[Extracted records]
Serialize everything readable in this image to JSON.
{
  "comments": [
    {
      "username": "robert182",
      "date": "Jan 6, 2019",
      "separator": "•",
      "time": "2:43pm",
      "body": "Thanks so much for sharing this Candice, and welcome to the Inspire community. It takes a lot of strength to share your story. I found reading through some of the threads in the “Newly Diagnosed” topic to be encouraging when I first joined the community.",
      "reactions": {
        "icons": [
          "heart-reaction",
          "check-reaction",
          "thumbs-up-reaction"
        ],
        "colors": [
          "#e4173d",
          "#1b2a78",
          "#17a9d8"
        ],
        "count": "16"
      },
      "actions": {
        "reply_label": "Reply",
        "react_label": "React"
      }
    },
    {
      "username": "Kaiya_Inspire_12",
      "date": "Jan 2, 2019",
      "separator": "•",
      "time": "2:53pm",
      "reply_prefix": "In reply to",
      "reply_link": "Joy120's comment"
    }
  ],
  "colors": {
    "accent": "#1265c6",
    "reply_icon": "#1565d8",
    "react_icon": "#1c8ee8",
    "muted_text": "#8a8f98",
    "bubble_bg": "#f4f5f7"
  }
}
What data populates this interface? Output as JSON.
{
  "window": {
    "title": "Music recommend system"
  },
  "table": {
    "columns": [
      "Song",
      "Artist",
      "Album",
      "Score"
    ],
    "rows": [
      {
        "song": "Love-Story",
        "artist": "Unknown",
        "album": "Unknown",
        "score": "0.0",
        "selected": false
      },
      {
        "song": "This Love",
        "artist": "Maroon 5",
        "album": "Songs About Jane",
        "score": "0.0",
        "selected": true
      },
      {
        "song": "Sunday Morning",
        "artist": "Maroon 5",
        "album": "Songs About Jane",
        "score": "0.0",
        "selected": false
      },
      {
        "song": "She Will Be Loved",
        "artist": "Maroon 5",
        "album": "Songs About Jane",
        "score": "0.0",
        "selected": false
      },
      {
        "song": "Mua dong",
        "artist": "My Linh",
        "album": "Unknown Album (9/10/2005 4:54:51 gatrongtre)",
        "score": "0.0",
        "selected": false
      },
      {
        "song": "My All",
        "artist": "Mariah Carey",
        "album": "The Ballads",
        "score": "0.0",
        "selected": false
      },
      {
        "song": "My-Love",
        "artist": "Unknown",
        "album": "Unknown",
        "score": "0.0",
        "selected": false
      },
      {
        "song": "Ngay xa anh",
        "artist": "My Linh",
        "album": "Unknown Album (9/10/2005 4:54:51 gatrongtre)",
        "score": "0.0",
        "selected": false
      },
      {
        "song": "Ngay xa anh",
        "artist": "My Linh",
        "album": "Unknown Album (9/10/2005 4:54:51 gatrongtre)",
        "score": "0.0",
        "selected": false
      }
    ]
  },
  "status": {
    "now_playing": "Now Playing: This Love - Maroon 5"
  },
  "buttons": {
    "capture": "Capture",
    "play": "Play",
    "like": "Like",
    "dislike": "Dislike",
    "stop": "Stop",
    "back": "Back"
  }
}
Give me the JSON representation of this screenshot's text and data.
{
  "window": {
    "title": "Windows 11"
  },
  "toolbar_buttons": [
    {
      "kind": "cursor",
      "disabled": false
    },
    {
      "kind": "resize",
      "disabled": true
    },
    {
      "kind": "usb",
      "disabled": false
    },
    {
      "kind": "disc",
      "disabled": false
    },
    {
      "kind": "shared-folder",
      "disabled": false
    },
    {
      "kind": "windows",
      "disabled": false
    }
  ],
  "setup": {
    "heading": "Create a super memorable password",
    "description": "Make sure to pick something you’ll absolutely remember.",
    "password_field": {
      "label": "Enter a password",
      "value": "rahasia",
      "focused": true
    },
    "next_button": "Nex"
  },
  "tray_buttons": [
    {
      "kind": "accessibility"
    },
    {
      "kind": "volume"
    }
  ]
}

Task :: All of the data above should be transcribed exactly.

The result ::
Serialize everything readable in this image to JSON.
{
  "comments": [
    {
      "username": "robert182",
      "date": "Jan 6, 2019",
      "separator": "•",
      "time": "2:43pm",
      "body": "Thanks so much for sharing this Candice, and welcome to the Inspire community. It takes a lot of strength to share your story. I found reading through some of the threads in the “Newly Diagnosed” topic to be encouraging when I first joined the community.",
      "reactions": {
        "icons": [
          "heart-reaction",
          "check-reaction",
          "thumbs-up-reaction"
        ],
        "colors": [
          "#e4173d",
          "#1b2a78",
          "#17a9d8"
        ],
        "count": "16"
      },
      "actions": {
        "reply_label": "Reply",
        "react_label": "React"
      }
    },
    {
      "username": "Kaiya_Inspire_12",
      "date": "Jan 2, 2019",
      "separator": "•",
      "time": "2:53pm",
      "reply_prefix": "In reply to",
      "reply_link": "Joy120's comment"
    }
  ],
  "colors": {
    "accent": "#1265c6",
    "reply_icon": "#1565d8",
    "react_icon": "#1c8ee8",
    "muted_text": "#8a8f98",
    "bubble_bg": "#f4f5f7"
  }
}
What data populates this interface? Output as JSON.
{
  "window": {
    "title": "Music recommend system"
  },
  "table": {
    "columns": [
      "Song",
      "Artist",
      "Album",
      "Score"
    ],
    "rows": [
      {
        "song": "Love-Story",
        "artist": "Unknown",
        "album": "Unknown",
        "score": "0.0",
        "selected": false
      },
      {
        "song": "This Love",
        "artist": "Maroon 5",
        "album": "Songs About Jane",
        "score": "0.0",
        "selected": true
      },
      {
        "song": "Sunday Morning",
        "artist": "Maroon 5",
        "album": "Songs About Jane",
        "score": "0.0",
        "selected": false
      },
      {
        "song": "She Will Be Loved",
        "artist": "Maroon 5",
        "album": "Songs About Jane",
        "score": "0.0",
        "selected": false
      },
      {
        "song": "Mua dong",
        "artist": "My Linh",
        "album": "Unknown Album (9/10/2005 4:54:51 gatrongtre)",
        "score": "0.0",
        "selected": false
      },
      {
        "song": "My All",
        "artist": "Mariah Carey",
        "album": "The Ballads",
        "score": "0.0",
        "selected": false
      },
      {
        "song": "My-Love",
        "artist": "Unknown",
        "album": "Unknown",
        "score": "0.0",
        "selected": false
      },
      {
        "song": "Ngay xa anh",
        "artist": "My Linh",
        "album": "Unknown Album (9/10/2005 4:54:51 gatrongtre)",
        "score": "0.0",
        "selected": false
      },
      {
        "song": "Ngay xa anh",
        "artist": "My Linh",
        "album": "Unknown Album (9/10/2005 4:54:51 gatrongtre)",
        "score": "0.0",
        "selected": false
      }
    ]
  },
  "status": {
    "now_playing": "Now Playing: This Love - Maroon 5"
  },
  "buttons": {
    "capture": "Capture",
    "play": "Play",
    "like": "Like",
    "dislike": "Dislike",
    "stop": "Stop",
    "back": "Back"
  }
}
Give me the JSON representation of this screenshot's text and data.
{
  "window": {
    "title": "Windows 11"
  },
  "toolbar_buttons": [
    {
      "kind": "cursor",
      "disabled": false
    },
    {
      "kind": "resize",
      "disabled": true
    },
    {
      "kind": "usb",
      "disabled": false
    },
    {
      "kind": "disc",
      "disabled": false
    },
    {
      "kind": "shared-folder",
      "disabled": false
    },
    {
      "kind": "windows",
      "disabled": false
    }
  ],
  "setup": {
    "heading": "Create a super memorable password",
    "description": "Make sure to pick something you’ll absolutely remember.",
    "password_field": {
      "label": "Enter a password",
      "value": "rahasia",
      "focused": true
    },
    "next_button": "Nex"
  },
  "tray_buttons": [
    {
      "kind": "accessibility"
    },
    {
      "kind": "volume"
    }
  ]
}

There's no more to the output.